TRECHO FORNECIDO:

Isto aplica-se – pode-se dizer: naturalmente
– à doutrina da economia nacional neo-clássica dominante, para a qual o
objectivo ahistórico de toda a actividade económica está na maximização da
utilidade individual, que por sua vez consiste na combinação optimizada de um
"pacote de bens", enquanto a riqueza abstracta é tida apenas como o
"véu do dinheiro", que apenas encobre a alocação da riqueza material
e que, portanto, a bem da maior clareza, foi retirado para bem longe da teoria
económica.
Mas o mesmo se passa também com a economia
política clássica, como por exemplo David Ricardo, quando ele escreve na
introdução à sua magnum opus (Ricardo
1994: 1):
"Os produtos da terra – tudo o que se
ganha da sua superfície pela aplicação conjugada de trabalho, máquinas e
capital – são divididos entre as três classes da sociedade, ou seja, os donos
da terra, os proprietários dos bens ou do capital necessário ao seu cultivo e
os trabalhadores cuja actividade a cultiva.
As partes no produto total da terra, que
sob os nomes de rendas, lucros e salários cabem a cada uma destas classes, serão
no entanto muito diferentes nos vários estádios de desenvolvimento da
sociedade...
O principal problema da economia política
consiste em encontrar as leis que determinam essa distribuição".
Trata-se aqui apenas da distribuição da
riqueza material, enquanto que não se fala da forma particular de riqueza no capitalismo, e provavelmente nem
sequer há consciência dela. Também o marxismo tradicional parece raramente ter
chegado além deste entendimento. O “trabalho que cria toda a riqueza” é para
ele um dado natural ahistórico, tal como a riqueza por ele criada. A sua crítica,
que não sai do plano da circulação, dirige-se apenas contra a distribuição da riqueza per se, mas não contra a forma
historicamente específica de riqueza no capitalismo. É de notar, com Moishe
Postone, que assim se esconde uma dimensão importante da crítica de Marx (POSTONE
2003: 55/56):
"Muitos dos argumentos que se
relacionam com a análise de Marx da singularidade do trabalho como fonte do
valor não reconhecem a sua distinção entre "riqueza real" (ou “riqueza
material") e valor. A “teoria do valor-trabalho" de Marx não é nenhuma
teoria das qualidades singulares do trabalho em geral, mas sim uma análise da
especificidade histórica do valor, como forma da riqueza e como forma do
trabalho que o constituiu. Por conseguinte, é irrelevante para o esforço de
Marx, se se argumenta a favor ou contra a sua teoria do valor, como se ela fosse
uma teoria do trabalho da riqueza (transhistórica) – ou seja, como se Marx tivesse
escrito uma economia política, em vez de uma crítica da economia
política".

LINHAS FORNECIDAS:
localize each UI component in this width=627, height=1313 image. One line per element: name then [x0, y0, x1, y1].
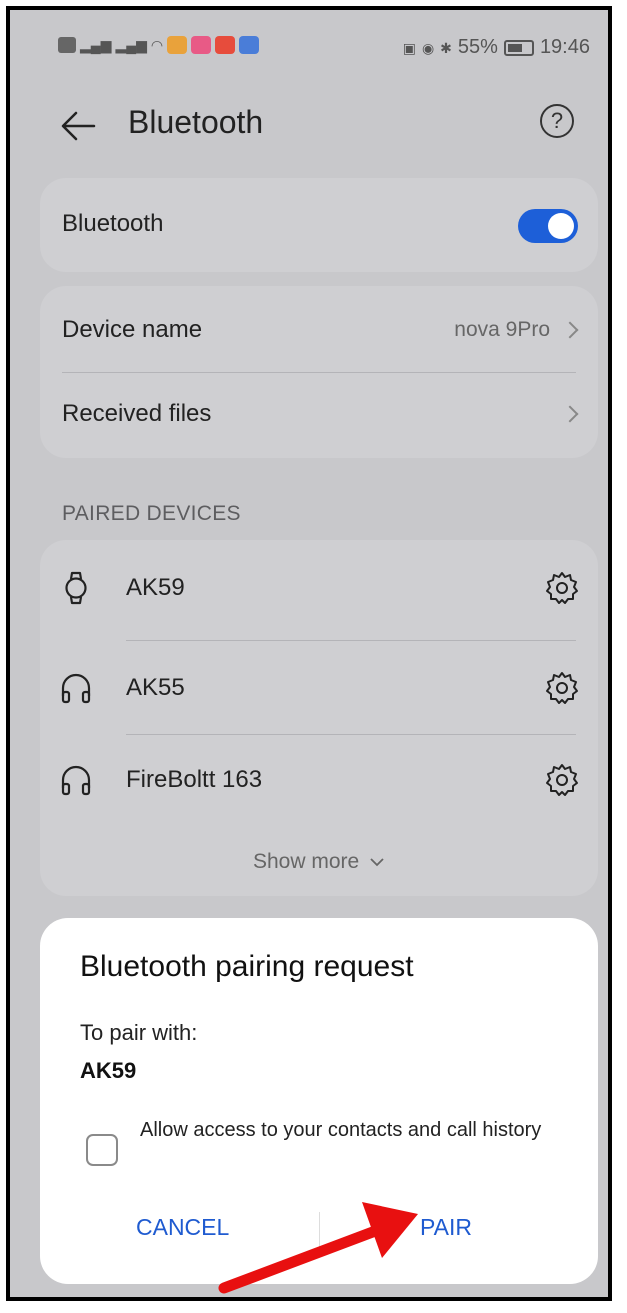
status-right: ▣ ◉ ✱ 55% 19:46 — [403, 36, 590, 59]
device-name: AK55 — [126, 674, 185, 701]
headphones-icon — [61, 765, 91, 796]
button-divider — [319, 1212, 320, 1252]
paired-device-row[interactable]: FireBoltt 163 — [40, 734, 598, 828]
device-info-card: Device name nova 9Pro Received files — [40, 286, 598, 458]
gear-icon[interactable] — [544, 670, 580, 706]
device-name-value: nova 9Pro — [454, 318, 550, 341]
bluetooth-icon: ✱ — [440, 39, 452, 56]
bluetooth-label: Bluetooth — [62, 210, 164, 237]
chevron-right-icon — [561, 405, 579, 423]
status-left: ▂▄▆ ▂▄▆ ◠ — [58, 36, 260, 54]
device-name: AK59 — [126, 574, 185, 601]
signal-icon: ▂▄▆ — [80, 37, 112, 53]
back-arrow-icon — [61, 111, 96, 141]
paired-device-row[interactable]: AK55 — [40, 640, 598, 734]
received-files-label: Received files — [62, 400, 212, 427]
dialog-device-name: AK59 — [80, 1058, 137, 1083]
device-name-label: Device name — [62, 316, 203, 343]
nfc-icon: ▣ — [402, 39, 416, 56]
paired-device-row[interactable]: AK59 — [40, 540, 598, 634]
toggle-knob — [548, 213, 574, 239]
app-notification-icon — [239, 36, 260, 54]
dialog-subtitle: To pair with: — [80, 1020, 198, 1045]
watch-icon — [65, 571, 87, 605]
contacts-access-checkbox[interactable] — [86, 1134, 118, 1166]
received-files-row[interactable]: Received files — [40, 372, 598, 458]
gear-icon[interactable] — [544, 570, 580, 606]
show-more-button[interactable]: Show more — [40, 850, 598, 874]
app-notification-icon — [215, 36, 236, 54]
phone-screen: ▂▄▆ ▂▄▆ ◠ ▣ ◉ ✱ 55% 19:46 Bluetooth ? Bl… — [6, 6, 612, 1301]
back-button[interactable] — [58, 108, 98, 144]
headphones-icon — [61, 673, 91, 704]
page-title: Bluetooth — [128, 104, 264, 140]
contacts-access-label: Allow access to your contacts and call h… — [140, 1119, 542, 1141]
show-more-label: Show more — [252, 850, 360, 873]
wifi-icon: ◠ — [150, 37, 164, 53]
app-bar: Bluetooth ? — [10, 90, 608, 160]
device-name-row[interactable]: Device name nova 9Pro — [40, 286, 598, 372]
chevron-down-icon — [370, 858, 384, 867]
gear-icon[interactable] — [544, 762, 580, 798]
clock: 19:46 — [539, 36, 590, 58]
chevron-right-icon — [561, 321, 579, 339]
paired-devices-card: AK59 AK55 FireBoltt 163 Show more — [40, 540, 598, 896]
battery-percent: 55% — [457, 36, 498, 58]
battery-icon — [503, 39, 534, 56]
device-name: FireBoltt 163 — [126, 766, 263, 793]
bluetooth-toggle-card: Bluetooth — [40, 178, 598, 272]
dialog-title: Bluetooth pairing request — [80, 950, 414, 983]
help-icon[interactable]: ? — [540, 104, 574, 138]
hd-icon — [58, 37, 76, 53]
cancel-button[interactable]: CANCEL — [136, 1214, 229, 1241]
pairing-dialog: Bluetooth pairing request To pair with: … — [40, 918, 598, 1284]
signal-icon: ▂▄▆ — [115, 37, 147, 53]
paired-devices-heading: PAIRED DEVICES — [62, 502, 241, 525]
status-bar: ▂▄▆ ▂▄▆ ◠ ▣ ◉ ✱ 55% 19:46 — [10, 10, 608, 80]
bluetooth-toggle[interactable] — [518, 209, 578, 243]
app-notification-icon — [191, 36, 212, 54]
app-notification-icon — [167, 36, 188, 54]
pair-button[interactable]: PAIR — [420, 1214, 472, 1241]
alarm-icon: ◉ — [421, 39, 435, 56]
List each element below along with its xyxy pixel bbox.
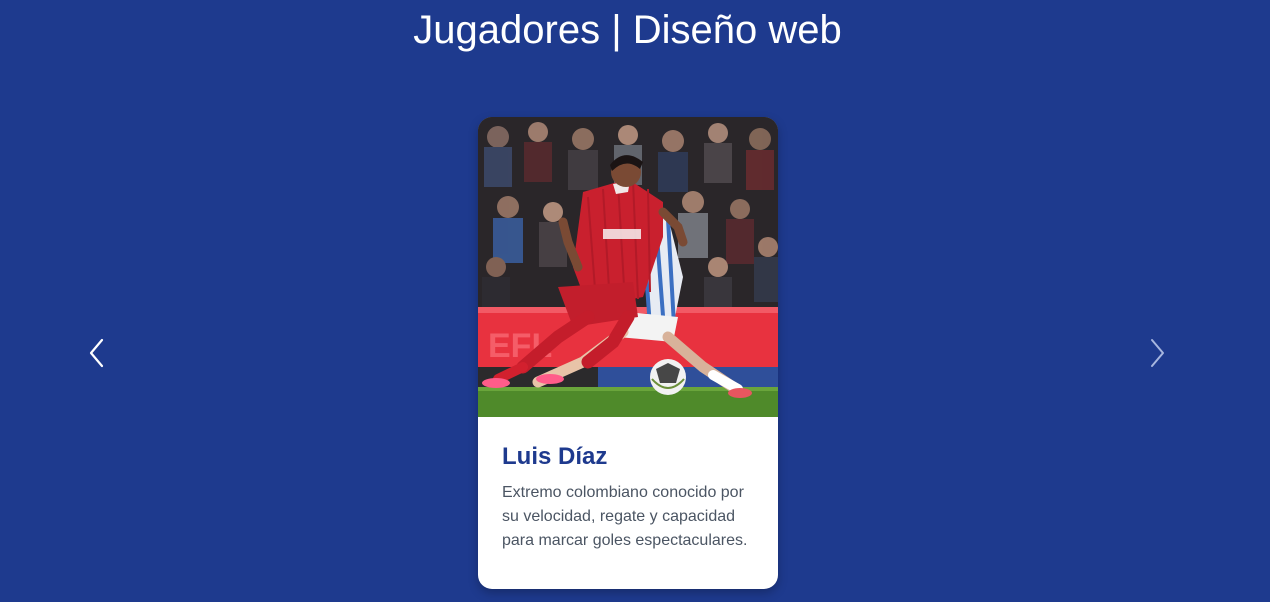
carousel-prev-button[interactable]: [87, 336, 107, 370]
page: Jugadores | Diseño web EFL Luis Díaz Ext…: [0, 0, 1270, 602]
card-body: Luis Díaz Extremo colombiano conocido po…: [478, 417, 778, 553]
carousel-next-button[interactable]: [1147, 336, 1167, 370]
player-photo: EFL: [478, 117, 778, 417]
chevron-right-icon: [1151, 339, 1164, 367]
player-description: Extremo colombiano conocido por su veloc…: [502, 484, 748, 549]
player-name: Luis Díaz: [502, 443, 608, 470]
player-card[interactable]: EFL Luis Díaz Extremo colombiano conocid…: [478, 117, 778, 589]
page-title: Jugadores | Diseño web: [413, 8, 842, 52]
chevron-left-icon: [89, 338, 104, 368]
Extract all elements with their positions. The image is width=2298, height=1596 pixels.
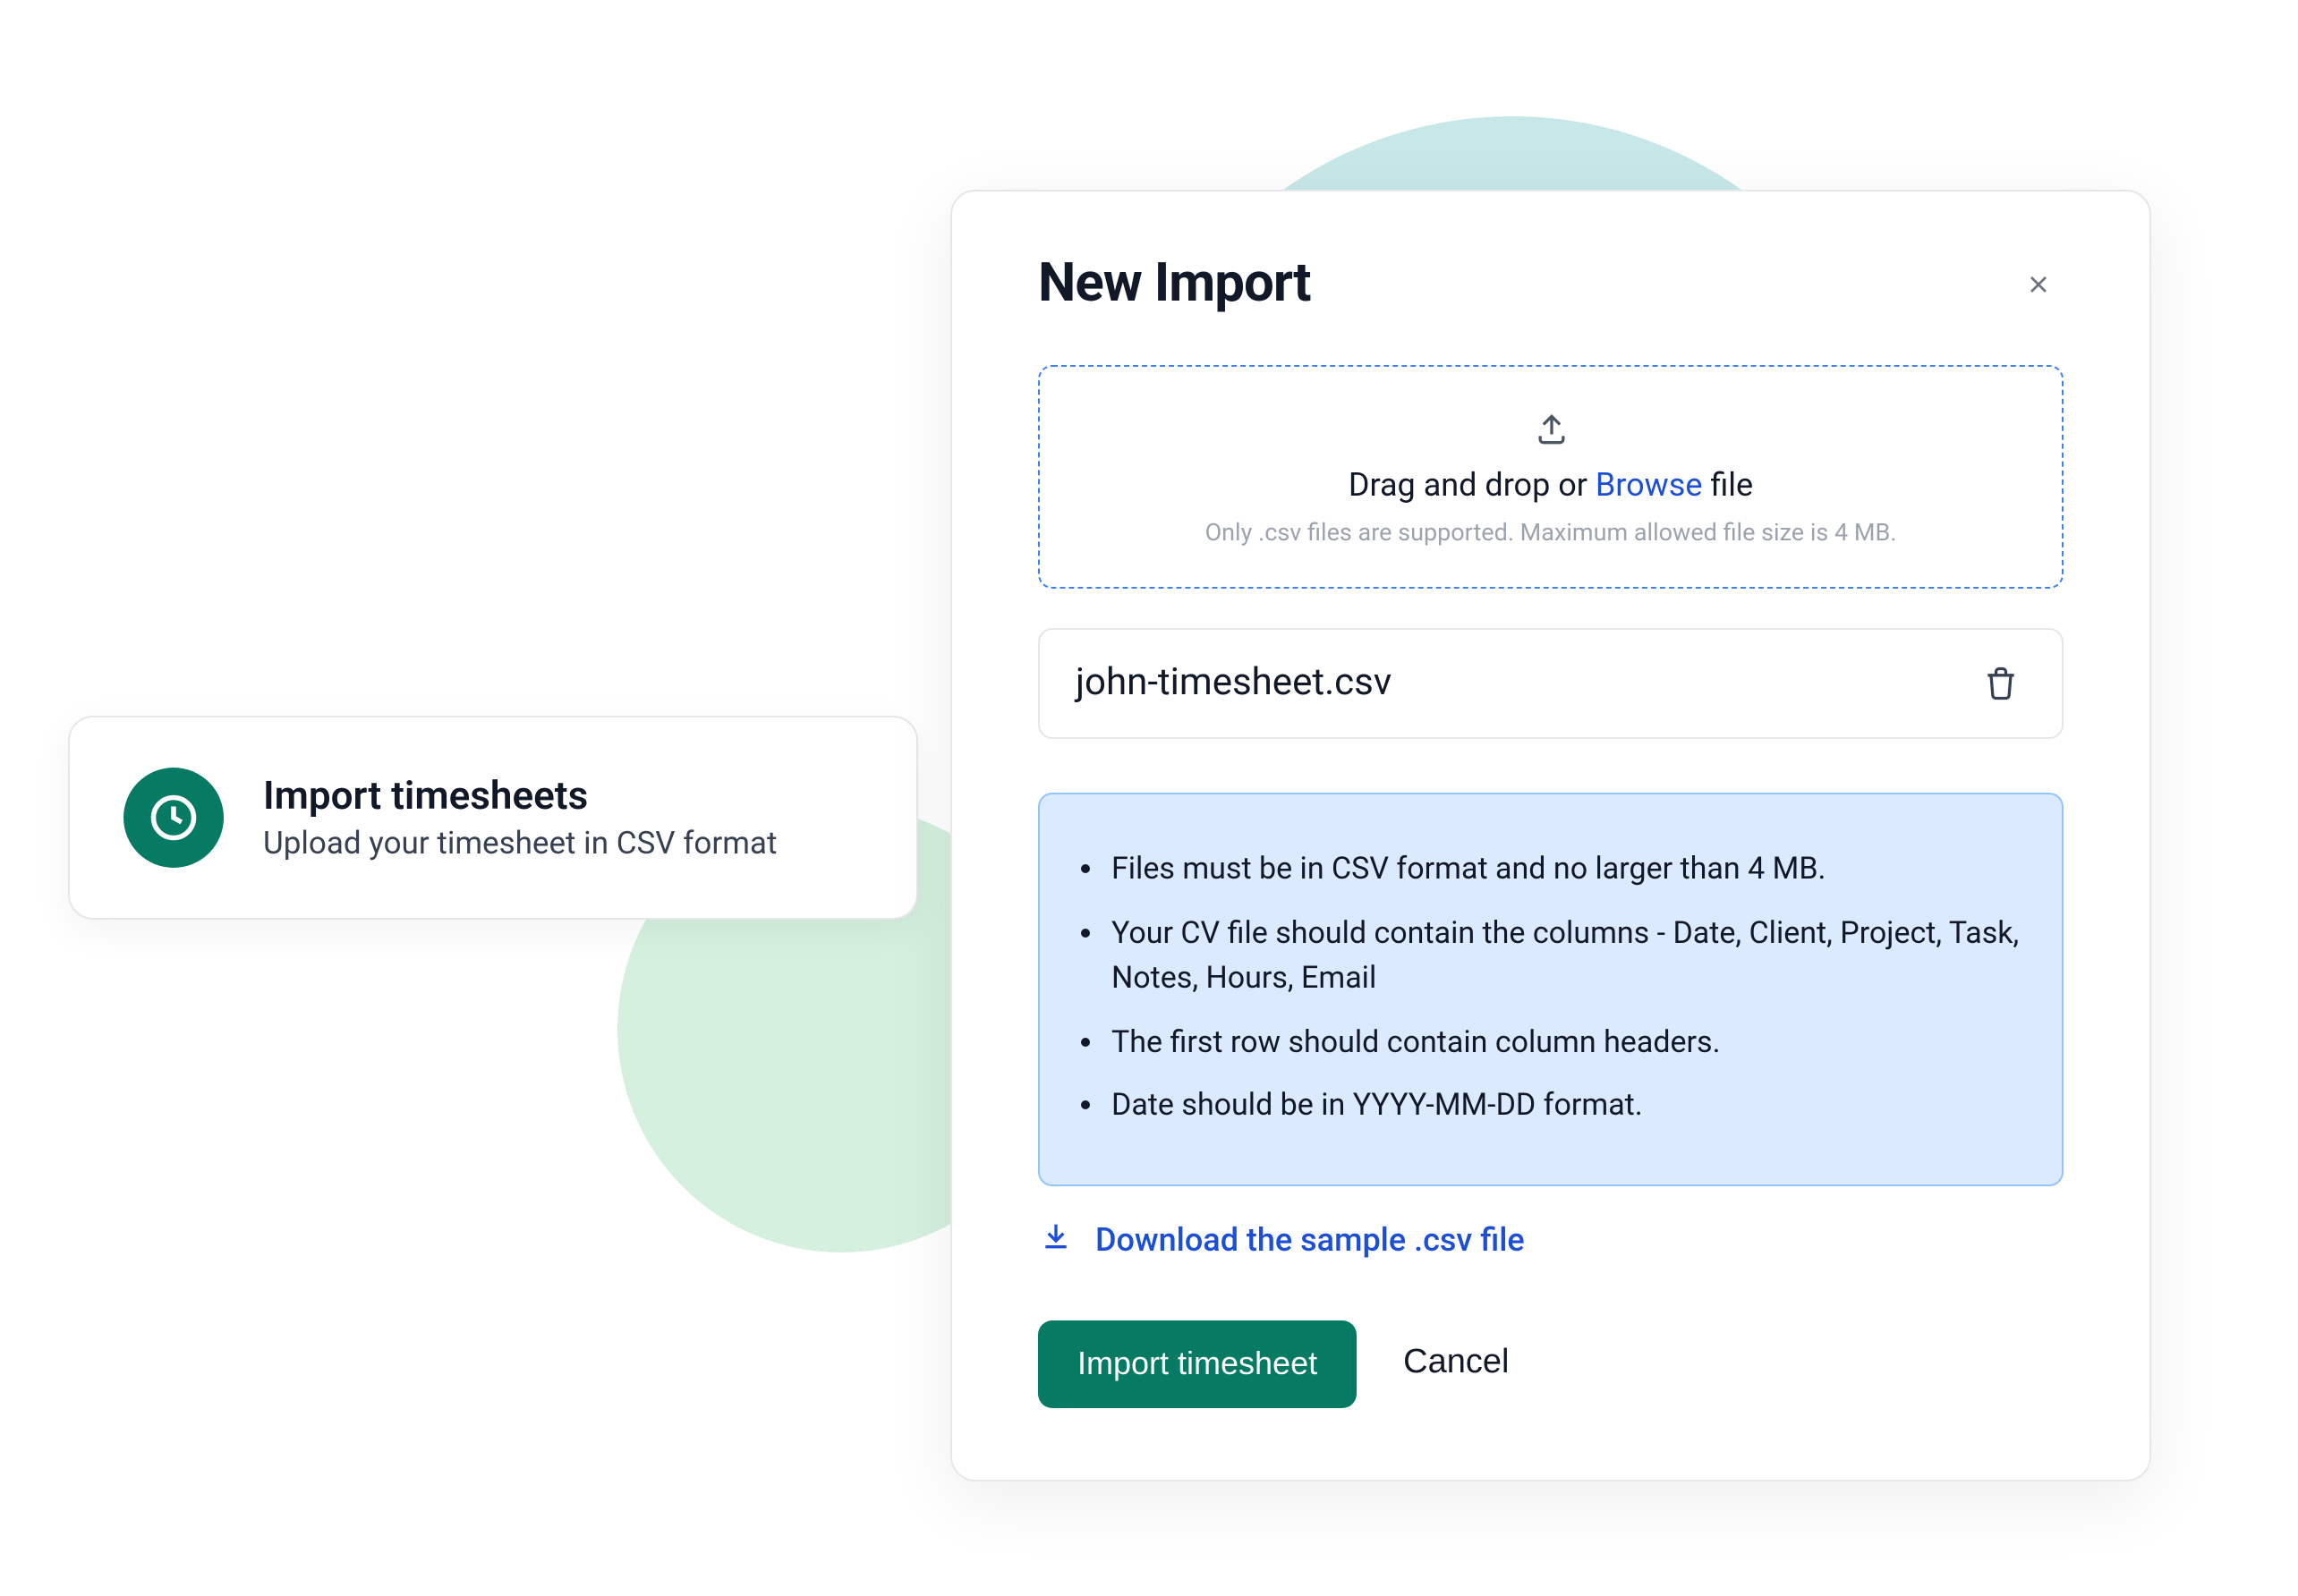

TAREFAS DO EXERCÍCIO:
[a] Liste os nomes que, segundo a citação de Ricardo no trecho fornecido, designam as partes do produto total da terra que cabem a cada classe da sociedade.
[b] Nas linhas fornecidas, da linha com "status-right: ▣ ◉" à linha com "back-arrow-icon — [61, 111, 96, 141]", renomeie "nova 9Pro" para "nova 10Pro" e reproduza apenas esse intervalo, mantendo todo o resto inalterado.

RESPOSTAS:
[a] rendas, lucros, salários

[b]
status-right: ▣ ◉ ✱ 55% 19:46 — [403, 36, 590, 59]
device-name: AK55 — [126, 674, 185, 701]
headphones-icon — [61, 765, 91, 796]
button-divider — [319, 1212, 320, 1252]
paired-device-row[interactable]: FireBoltt 163 — [40, 734, 598, 828]
device-info-card: Device name nova 10Pro Received files — [40, 286, 598, 458]
gear-icon[interactable] — [544, 670, 580, 706]
device-name-value: nova 10Pro — [454, 318, 550, 341]
bluetooth-icon: ✱ — [440, 39, 452, 56]
bluetooth-label: Bluetooth — [62, 210, 164, 237]
chevron-right-icon — [561, 405, 579, 423]
status-left: ▂▄▆ ▂▄▆ ◠ — [58, 36, 260, 54]
device-name: AK59 — [126, 574, 185, 601]
signal-icon: ▂▄▆ — [80, 37, 112, 53]
back-arrow-icon — [61, 111, 96, 141]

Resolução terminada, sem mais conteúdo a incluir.